═════ Dataset ═════

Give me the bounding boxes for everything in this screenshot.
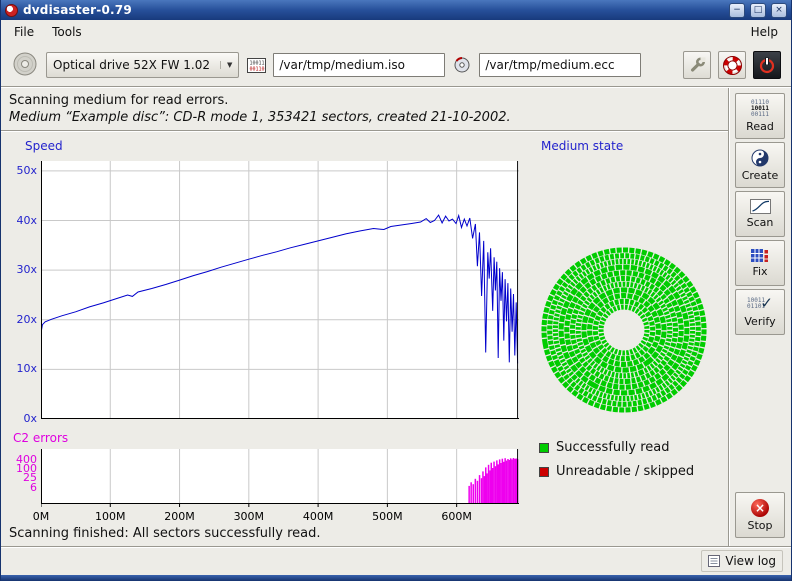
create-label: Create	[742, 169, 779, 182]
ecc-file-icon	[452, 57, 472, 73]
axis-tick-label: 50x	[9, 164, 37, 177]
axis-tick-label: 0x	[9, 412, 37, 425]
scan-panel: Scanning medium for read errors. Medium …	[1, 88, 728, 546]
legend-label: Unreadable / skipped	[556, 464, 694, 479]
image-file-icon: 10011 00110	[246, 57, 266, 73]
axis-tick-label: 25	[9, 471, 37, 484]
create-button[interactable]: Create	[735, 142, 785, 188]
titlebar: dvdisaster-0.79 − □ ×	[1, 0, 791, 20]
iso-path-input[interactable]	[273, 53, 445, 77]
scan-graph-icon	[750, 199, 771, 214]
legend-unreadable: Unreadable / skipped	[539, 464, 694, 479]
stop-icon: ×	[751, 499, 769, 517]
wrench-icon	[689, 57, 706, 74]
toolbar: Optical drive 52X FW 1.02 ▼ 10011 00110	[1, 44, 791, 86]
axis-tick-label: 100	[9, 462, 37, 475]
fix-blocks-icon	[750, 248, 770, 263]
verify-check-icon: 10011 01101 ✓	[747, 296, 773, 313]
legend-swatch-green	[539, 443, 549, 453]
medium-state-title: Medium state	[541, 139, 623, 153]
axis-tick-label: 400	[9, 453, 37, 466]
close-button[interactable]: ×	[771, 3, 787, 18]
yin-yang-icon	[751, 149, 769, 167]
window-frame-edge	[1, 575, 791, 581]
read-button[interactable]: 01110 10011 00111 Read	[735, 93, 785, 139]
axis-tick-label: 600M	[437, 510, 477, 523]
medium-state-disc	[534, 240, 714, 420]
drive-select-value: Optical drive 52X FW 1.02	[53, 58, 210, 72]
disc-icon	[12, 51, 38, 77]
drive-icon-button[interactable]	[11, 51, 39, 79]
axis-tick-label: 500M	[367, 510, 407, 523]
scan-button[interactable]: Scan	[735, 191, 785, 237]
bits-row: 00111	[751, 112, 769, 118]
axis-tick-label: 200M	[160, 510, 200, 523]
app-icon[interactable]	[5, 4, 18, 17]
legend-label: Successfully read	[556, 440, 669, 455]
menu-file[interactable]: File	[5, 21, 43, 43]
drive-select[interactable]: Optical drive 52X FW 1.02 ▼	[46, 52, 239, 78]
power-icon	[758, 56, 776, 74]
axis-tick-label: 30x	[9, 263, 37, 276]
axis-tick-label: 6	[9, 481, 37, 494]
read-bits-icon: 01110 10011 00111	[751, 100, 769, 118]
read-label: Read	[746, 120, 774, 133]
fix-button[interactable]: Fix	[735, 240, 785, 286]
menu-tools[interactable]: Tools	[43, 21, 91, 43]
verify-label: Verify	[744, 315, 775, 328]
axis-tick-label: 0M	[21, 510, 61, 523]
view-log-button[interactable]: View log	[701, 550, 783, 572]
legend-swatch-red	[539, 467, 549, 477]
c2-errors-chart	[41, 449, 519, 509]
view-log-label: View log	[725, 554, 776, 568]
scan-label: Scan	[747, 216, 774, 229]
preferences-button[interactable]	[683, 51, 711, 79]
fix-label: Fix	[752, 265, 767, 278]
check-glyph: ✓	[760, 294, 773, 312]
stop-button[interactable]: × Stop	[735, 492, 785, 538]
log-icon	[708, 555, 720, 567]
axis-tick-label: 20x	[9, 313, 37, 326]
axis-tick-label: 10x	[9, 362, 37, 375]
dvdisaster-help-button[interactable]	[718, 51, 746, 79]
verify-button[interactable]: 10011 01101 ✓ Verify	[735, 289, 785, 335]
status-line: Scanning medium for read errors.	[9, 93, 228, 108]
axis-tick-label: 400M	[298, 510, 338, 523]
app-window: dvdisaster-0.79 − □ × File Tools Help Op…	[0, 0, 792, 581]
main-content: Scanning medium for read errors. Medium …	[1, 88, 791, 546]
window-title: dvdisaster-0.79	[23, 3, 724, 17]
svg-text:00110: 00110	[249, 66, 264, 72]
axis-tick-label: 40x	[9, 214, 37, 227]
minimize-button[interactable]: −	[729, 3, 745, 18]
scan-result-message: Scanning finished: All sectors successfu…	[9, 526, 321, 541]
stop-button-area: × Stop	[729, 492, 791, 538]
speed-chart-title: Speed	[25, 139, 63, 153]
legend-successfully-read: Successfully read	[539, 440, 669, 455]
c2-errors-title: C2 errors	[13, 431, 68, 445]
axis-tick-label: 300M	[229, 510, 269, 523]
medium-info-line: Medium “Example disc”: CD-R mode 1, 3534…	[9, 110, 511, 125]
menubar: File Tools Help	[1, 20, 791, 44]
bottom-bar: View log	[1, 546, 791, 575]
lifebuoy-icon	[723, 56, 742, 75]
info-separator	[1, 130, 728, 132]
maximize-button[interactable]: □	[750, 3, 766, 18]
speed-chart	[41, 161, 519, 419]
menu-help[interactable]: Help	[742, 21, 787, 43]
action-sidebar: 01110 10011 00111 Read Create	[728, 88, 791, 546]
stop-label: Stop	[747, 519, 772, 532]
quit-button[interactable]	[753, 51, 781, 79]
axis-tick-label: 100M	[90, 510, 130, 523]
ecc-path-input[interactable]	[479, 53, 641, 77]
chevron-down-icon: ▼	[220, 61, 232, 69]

═════
═════ Dataset ═════

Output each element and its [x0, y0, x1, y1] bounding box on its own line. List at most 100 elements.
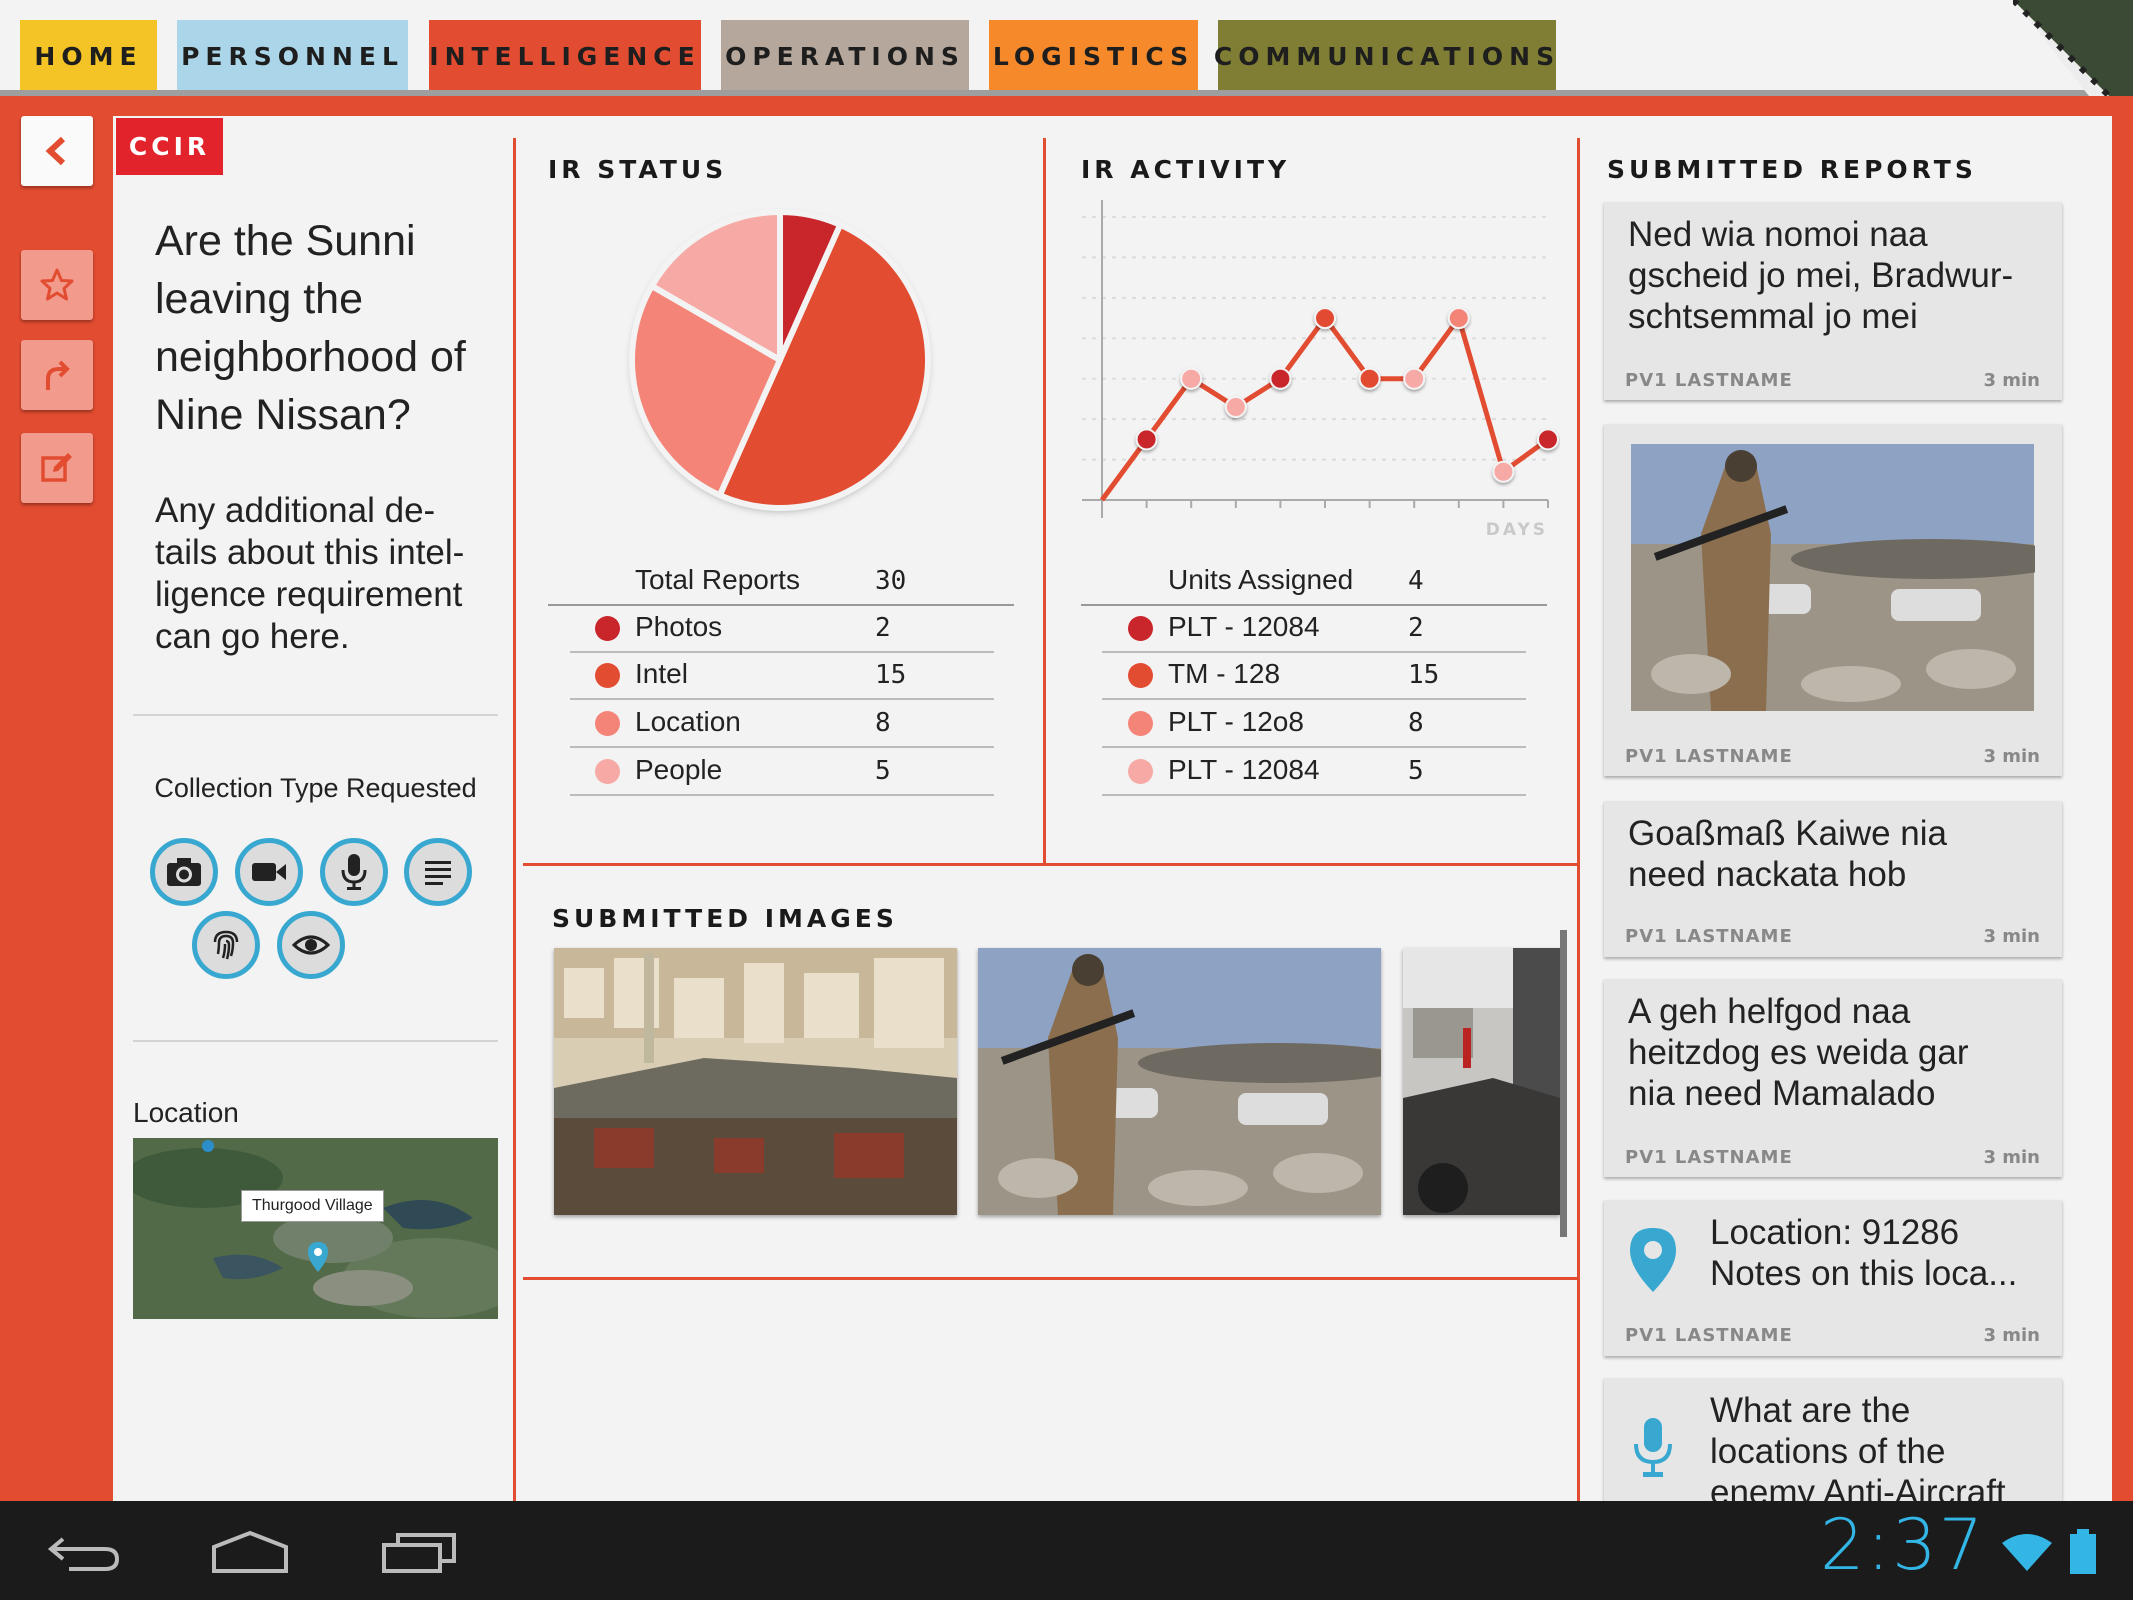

═════

◆ Your objective ◆
Give, as a numbered list with blank lines omitted, the lines starting at the one containing "Give me the" and ending at the one containing "57, 706, 74]", and leave the pictures out of your answer.

◆ Answer below ◆
1. Give me the bounding boxes for everything in this screenshot.
2. create-label: Create	[742, 169, 779, 182]
3. ecc-file-icon	[452, 57, 472, 73]
4. axis-tick-label: 50x	[9, 164, 37, 177]
5. axis-tick-label: 0x	[9, 412, 37, 425]
6. scan-panel: Scanning medium for read errors. Medium …	[1, 88, 728, 546]
7. legend-label: Unreadable / skipped	[556, 464, 694, 479]
8. image-file-icon: 10011 00110	[246, 57, 266, 73]
9. axis-tick-label: 25	[9, 471, 37, 484]
10. create-button[interactable]: Create	[735, 142, 785, 188]
11. titlebar: dvdisaster-0.79 − □ ×	[1, 0, 791, 20]
12. iso-path-input[interactable]	[273, 53, 445, 77]
13. scan-graph-icon	[750, 199, 771, 214]
14. legend-unreadable: Unreadable / skipped	[539, 464, 694, 479]
15. stop-icon: ×	[751, 499, 769, 517]
16. wrench-icon	[689, 57, 706, 74]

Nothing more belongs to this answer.